● **To do**:
1. List every person the book review names.
2. In the book review, how long ago did Endurance become a surprise bestseller?
3. Decide whether each statement agrees with the book review: (a) Endurance sparked renewed interest in Sir Ernest Shackleton. (b) The reviewer judges The Bounty less impressive than Endurance. (c) The ISBN given for The Bounty is 067003133X.

● **Selected passage**:
┌──

The Bounty: The True Story of the Mutiny on the Bounty
by Caroline Alexander ISBN: 067003133X
Post Your Opinion | | A Review of: The Bounty: The True Story of the Mutiny on The Bounty by George FetherlingCaroline Alexander's book Endurance became a surprise bestseller
six years ago and started a revival of interest in the Antarctic
explorer Sir Ernest Shackleton-one that grew to include books about
the leadership lessons that executives can supposedly gain by
studying him. In fact, the success of Endurance launched the
publishing craze for books about the age of exploration generally.
Alexander herself now returns to the field with The Bounty, a much
more impressive work that will have a different effect. No one is
ever going to write a book called Management Secrets of Captain
Bligh.

└──

● **Records provided**:

┌──

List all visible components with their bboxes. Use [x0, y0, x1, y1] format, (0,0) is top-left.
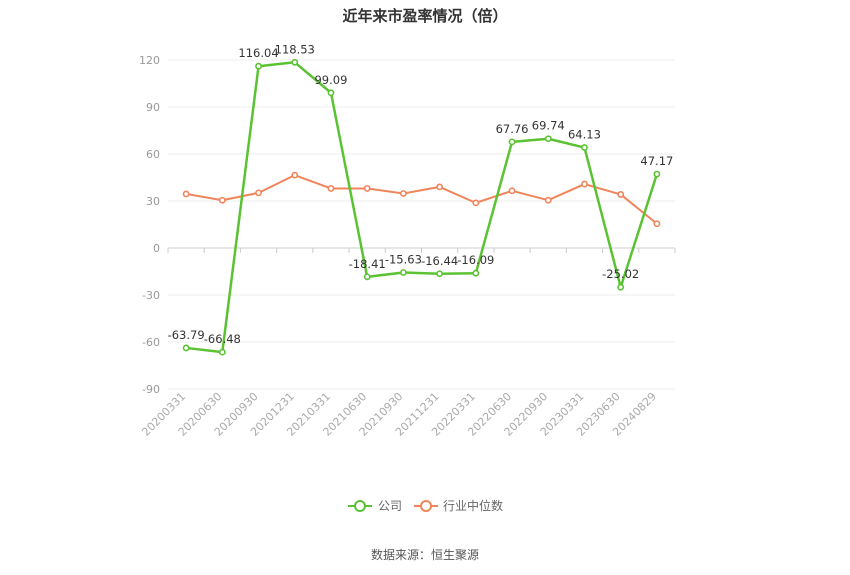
company-point[interactable] — [617, 283, 625, 291]
y-tick-label: 0 — [153, 242, 160, 255]
y-tick-label: 90 — [146, 101, 160, 114]
company-point[interactable] — [363, 273, 371, 281]
industry-median-point[interactable] — [399, 190, 407, 197]
company-data-label: 67.76 — [496, 122, 529, 136]
industry-median-point[interactable] — [255, 189, 262, 197]
industry-median-point[interactable] — [327, 185, 335, 192]
company-point[interactable] — [291, 58, 299, 66]
company-point[interactable] — [653, 170, 661, 178]
company-point[interactable] — [508, 138, 516, 146]
company-data-label: 64.13 — [568, 128, 601, 142]
company-series-line — [185, 61, 659, 354]
company-data-label: -15.63 — [385, 252, 422, 266]
data-source: 数据来源：恒生聚源 — [371, 547, 479, 562]
series-layer — [182, 58, 661, 356]
industry-median-point[interactable] — [653, 220, 661, 228]
company-data-label: 69.74 — [532, 119, 565, 133]
company-point[interactable] — [399, 269, 407, 276]
y-tick-label: -60 — [142, 336, 160, 349]
y-tick-label: 120 — [139, 54, 160, 67]
legend-item-company[interactable]: 公司 — [348, 499, 402, 513]
company-point[interactable] — [218, 348, 226, 356]
company-point[interactable] — [436, 270, 444, 278]
industry-median-point[interactable] — [581, 180, 588, 188]
legend-company-label: 公司 — [378, 499, 402, 513]
company-data-label: -18.41 — [349, 257, 386, 271]
company-data-label: 47.17 — [640, 154, 673, 168]
y-tick-label: -90 — [142, 383, 160, 396]
legend-company-marker — [354, 500, 366, 512]
legend-industry-marker — [420, 500, 432, 512]
industry-median-point[interactable] — [291, 171, 299, 179]
industry-median-point[interactable] — [436, 183, 444, 191]
y-tick-label: 30 — [146, 195, 160, 208]
company-data-label: -16.09 — [457, 253, 494, 267]
company-point[interactable] — [182, 344, 190, 352]
company-point[interactable] — [581, 144, 588, 151]
industry-median-point[interactable] — [544, 196, 552, 204]
company-point[interactable] — [544, 135, 552, 143]
company-data-label: 118.53 — [275, 42, 315, 56]
chart-title: 近年来市盈率情况（倍） — [342, 7, 507, 25]
industry-median-point[interactable] — [363, 185, 371, 192]
grid-lines — [168, 59, 675, 390]
y-tick-label: -30 — [142, 289, 160, 302]
legend: 公司 行业中位数 — [348, 498, 503, 513]
legend-industry-label: 行业中位数 — [443, 498, 503, 513]
company-data-label: -25.02 — [602, 267, 639, 281]
industry-median-point[interactable] — [508, 187, 516, 195]
company-point[interactable] — [255, 62, 262, 70]
company-point[interactable] — [327, 89, 335, 97]
industry-median-point[interactable] — [617, 191, 625, 198]
y-tick-label: 60 — [146, 148, 160, 161]
industry-median-point[interactable] — [182, 190, 190, 198]
industry-median-series-line — [185, 174, 658, 225]
legend-item-industry-median[interactable]: 行业中位数 — [414, 498, 503, 513]
company-data-label: -66.48 — [204, 332, 241, 346]
y-axis: 120 90 60 30 0 -30 -60 -90 — [139, 54, 160, 396]
company-data-label: -16.44 — [421, 254, 458, 268]
industry-median-point[interactable] — [472, 199, 480, 207]
company-data-label: 99.09 — [314, 73, 347, 87]
company-point[interactable] — [472, 269, 480, 277]
company-data-label: 116.04 — [238, 46, 278, 60]
industry-median-point[interactable] — [218, 196, 226, 204]
company-data-label: -63.79 — [168, 328, 205, 342]
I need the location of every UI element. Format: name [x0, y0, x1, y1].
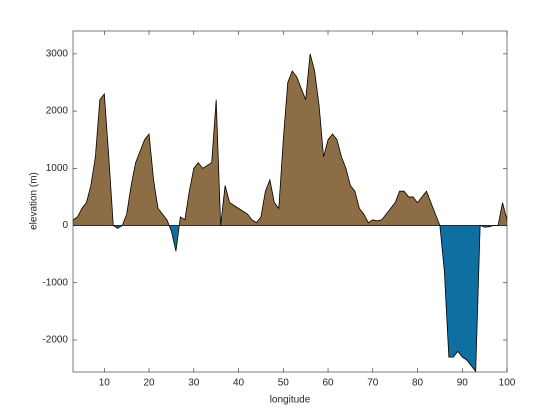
x-axis-label: longitude	[270, 395, 311, 406]
y-tick-label: -2000	[42, 335, 68, 346]
x-tick-label: 70	[367, 378, 379, 389]
elevation-line	[72, 53, 508, 373]
y-tick-label: 1000	[46, 163, 69, 174]
x-tick-label: 80	[412, 378, 424, 389]
x-tick-label: 50	[278, 378, 290, 389]
x-tick-label: 30	[188, 378, 200, 389]
axes-box	[72, 30, 508, 373]
y-tick-label: 0	[62, 220, 68, 231]
y-axis-label: elevation (m)	[29, 172, 40, 230]
x-tick-label: 60	[322, 378, 334, 389]
x-tick-label: 90	[457, 378, 469, 389]
land-area	[73, 53, 507, 226]
sea-area	[113, 225, 494, 372]
y-tick-label: 2000	[46, 106, 69, 117]
x-tick-label: 40	[233, 378, 245, 389]
x-tick-label: 20	[143, 378, 155, 389]
x-tick-label: 100	[499, 378, 516, 389]
y-tick-label: -1000	[42, 277, 68, 288]
x-tick-label: 10	[99, 378, 111, 389]
y-tick-label: 3000	[46, 49, 69, 60]
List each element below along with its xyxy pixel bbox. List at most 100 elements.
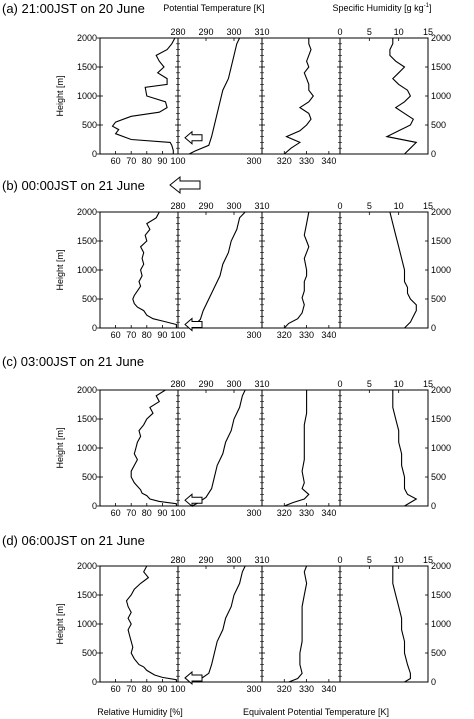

└──

● **Task-by-task results**:
1. Caroline Alexander, George Fetherling, Sir Ernest Shackleton, Captain Bligh

2. Six years ago.

3.
(a) Yes: "started a revival of interest in the Antarctic explorer Sir Ernest Shackleton"
(b) No: "a much more impressive work"
(c) Yes: "ISBN: 067003133X"